**FRAGMENTO DE TEXTO**

Con el fin de forjar la madurez del complejo industrial, el desarrollismo fijó el TDC en un punto cercano a la paridad definida por la industria, absorbiendo el Estado la renta artificial del agro por medio de derechos de exportación, y utilizando reembolsos a las exportaciones para mejorar la competitividad internacional de la industria nacional y aranceles a las importaciones para defenderla en el mercado interno. Los TDC efectivos múltiples contribuyeron al desarrollo industrial y así muchas industrias infantes maduraron, pero cuando el péndulo giró hacia el neoliberalismo la práctica fue vulnerada y empresas pequeñas y medianas fueron arrasadas –Videla-Martínez de Hoz, Menem-Cavallo, De la Rúa-Cavallo, Macri-filibusteros varios. Pero no todo es lineal, simple y vinculado al balance comercial: también hay razones de balanza de pagos y servicios de la deuda que deben ser atendidos y obligan a superávits comerciales, hecho no gratuito para un país que exporta lo que come.

**DATOS PROPORCIONADOS**
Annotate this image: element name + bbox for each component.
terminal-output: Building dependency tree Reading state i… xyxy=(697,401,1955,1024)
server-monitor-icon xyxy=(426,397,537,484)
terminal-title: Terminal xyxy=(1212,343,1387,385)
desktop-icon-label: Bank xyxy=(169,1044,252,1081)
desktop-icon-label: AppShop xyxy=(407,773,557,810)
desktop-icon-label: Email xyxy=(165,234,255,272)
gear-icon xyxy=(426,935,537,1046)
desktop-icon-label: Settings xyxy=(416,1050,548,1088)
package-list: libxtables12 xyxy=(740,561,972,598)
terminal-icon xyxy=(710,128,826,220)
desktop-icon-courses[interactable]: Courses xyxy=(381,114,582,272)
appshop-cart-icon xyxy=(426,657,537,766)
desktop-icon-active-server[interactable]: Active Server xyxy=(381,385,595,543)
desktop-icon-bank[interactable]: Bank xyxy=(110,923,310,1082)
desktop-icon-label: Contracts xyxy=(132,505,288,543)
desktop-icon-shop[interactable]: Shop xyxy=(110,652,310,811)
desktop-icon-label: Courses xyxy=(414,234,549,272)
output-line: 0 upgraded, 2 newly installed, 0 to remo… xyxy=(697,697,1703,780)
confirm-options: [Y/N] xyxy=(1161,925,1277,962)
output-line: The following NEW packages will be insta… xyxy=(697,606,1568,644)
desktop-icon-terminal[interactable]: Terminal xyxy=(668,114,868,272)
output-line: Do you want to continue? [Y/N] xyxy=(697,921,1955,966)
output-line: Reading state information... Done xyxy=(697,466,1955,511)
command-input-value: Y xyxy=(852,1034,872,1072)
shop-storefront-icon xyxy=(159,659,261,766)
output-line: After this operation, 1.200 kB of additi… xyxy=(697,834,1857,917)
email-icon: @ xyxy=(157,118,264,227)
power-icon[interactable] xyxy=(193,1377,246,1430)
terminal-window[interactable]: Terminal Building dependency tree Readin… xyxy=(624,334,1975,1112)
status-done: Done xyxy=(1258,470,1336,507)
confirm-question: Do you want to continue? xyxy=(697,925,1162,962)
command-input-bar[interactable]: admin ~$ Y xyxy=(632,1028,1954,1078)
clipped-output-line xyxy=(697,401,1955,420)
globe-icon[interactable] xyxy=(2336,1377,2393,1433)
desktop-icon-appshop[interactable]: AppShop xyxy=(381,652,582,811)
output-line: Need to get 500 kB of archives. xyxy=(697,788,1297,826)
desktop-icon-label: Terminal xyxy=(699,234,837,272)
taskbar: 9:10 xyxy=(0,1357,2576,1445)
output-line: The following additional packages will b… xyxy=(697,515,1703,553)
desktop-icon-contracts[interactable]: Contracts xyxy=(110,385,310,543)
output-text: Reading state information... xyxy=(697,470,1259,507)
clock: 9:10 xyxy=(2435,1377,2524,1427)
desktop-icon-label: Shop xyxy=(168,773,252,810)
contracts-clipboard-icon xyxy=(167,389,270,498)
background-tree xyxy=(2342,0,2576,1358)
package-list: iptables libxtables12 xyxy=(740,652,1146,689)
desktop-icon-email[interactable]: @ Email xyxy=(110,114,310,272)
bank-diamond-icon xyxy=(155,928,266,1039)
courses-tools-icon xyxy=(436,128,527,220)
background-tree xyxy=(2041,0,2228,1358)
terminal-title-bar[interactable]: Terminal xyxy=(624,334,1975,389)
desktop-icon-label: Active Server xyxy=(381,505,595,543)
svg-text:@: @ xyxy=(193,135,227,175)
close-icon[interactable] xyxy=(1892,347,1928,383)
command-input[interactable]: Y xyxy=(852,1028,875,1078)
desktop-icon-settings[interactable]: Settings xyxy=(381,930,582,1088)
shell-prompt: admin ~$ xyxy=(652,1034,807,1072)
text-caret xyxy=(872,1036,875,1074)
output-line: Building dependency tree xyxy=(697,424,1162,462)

**INSTRUCCIONES DE LA TAREA**
Reescribe como lista el párrafo del fragmento de texto que empieza con «Con el fin de forjar» y conserva sus datos principales.

**RESPUESTA ESCRITA**
- Para forjar la madurez del complejo industrial, el desarrollismo fijó el TDC cerca de la paridad definida por la industria.
- El Estado absorbió la renta artificial del agro mediante derechos de exportación.
- Se usaron reembolsos a las exportaciones para mejorar la competitividad internacional de la industria nacional.
- Se usaron aranceles a las importaciones para defender esa industria en el mercado interno.
- Los TDC efectivos múltiples contribuyeron al desarrollo industrial y muchas industrias infantes maduraron.
- Cuando el péndulo giró hacia el neoliberalismo, la práctica fue vulnerada y se arrasó con empresas pequeñas y medianas (Videla-Martínez de Hoz, Menem-Cavallo, De la Rúa-Cavallo, Macri-filibusteros varios).
- No todo se vincula al balance comercial: la balanza de pagos y los servicios de la deuda obligan a tener superávits comerciales.
- Esos superávits no son gratuitos para un país que exporta lo que come.